KORTE OPDRACHT 1: Welke manier van zitten communiceert volgens de tekst over rapport rivaliteit?
KORTE OPDRACHT 2: Kopieer letterlijk een deel van de tekst over rapport: begin bij de woorden "- Een docent" en stop na "mate van rapport.".

TEKSTFRAGMENT:

Rapport-do's 22 t/m 37
- Stem af op de waarden van de ander. Dat kun je doen door zijn of haar waarden uit te vragen en om ze vervolgens gewoon eens een aantal keer te noemen. Kijk eens wat jullie gemeenschappelijke waarden zijn.
- Oberveer, vind en/of creëer gewoon overeenkomsten tussen jou en de ander, bijvoorbeeld qua houding, emotie, lichaamstaal, overtuigingen en waarden.
- Stel je kwetsbaar op en geef complimenten.
- Naast iemand zitten of in een hoek van 90 graden. Tegenover elkaar communiceert rivaliteit. Zit je toch tegenover elkaar? Stoel 90 graden draaien.
- Een docent of leidinggevende kan bij binnenkomst tussen iedereen in zitten in plaats van op de leiderschapspositie. Maak oogcontact en meng je tussen iedereen.
- Barrières tussen jou en gesprekspartner weghalen, zoals een grote plant op tafel die tussen jullie in zit. Eventueel kan je een stoel pakken en dichterbij zitten.
- Jezelf voorstellen aan iemand draagt direct bij aan de mate van rapport.
- Gebruik de woorden ‘jij’, ‘wij’ en ‘ons’ in plaats van ‘ik’ en ‘mij’.
- Stem je kleding af op de kleding van de ander.
- Maak de rituelen en gewoontes van de ander jezelf ook eigen.
- Ga ‘all the way'. Is het een onhandelbaar kind waar je rapport mee wil maken, gedraag jezelf dan ook onhandelbaar. Is het een hond waar je rapport mee wil maken, blaf dan. Is het een kind met een spraakgebrek, stap dan helemaal in het wereldmodel van het kind en praat dan ook met klanken in plaats van woorden. Dit is het ultieme gebaar voor respect!

AANGELEVERD MATERIAAL:

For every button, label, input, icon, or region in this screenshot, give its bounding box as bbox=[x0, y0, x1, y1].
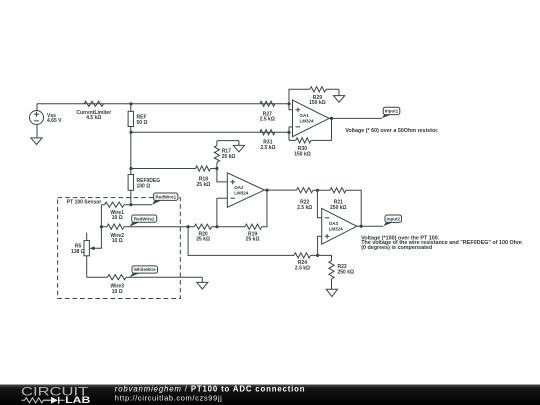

ANTWOORD 1: Tegenover elkaar zitten.

ANTWOORD 2:
- Een docent of leidinggevende kan bij binnenkomst tussen iedereen in zitten in plaats van op de leiderschapspositie. Maak oogcontact en meng je tussen iedereen.
- Barrières tussen jou en gesprekspartner weghalen, zoals een grote plant op tafel die tussen jullie in zit. Eventueel kan je een stoel pakken en dichterbij zitten.
- Jezelf voorstellen aan iemand draagt direct bij aan de mate van rapport.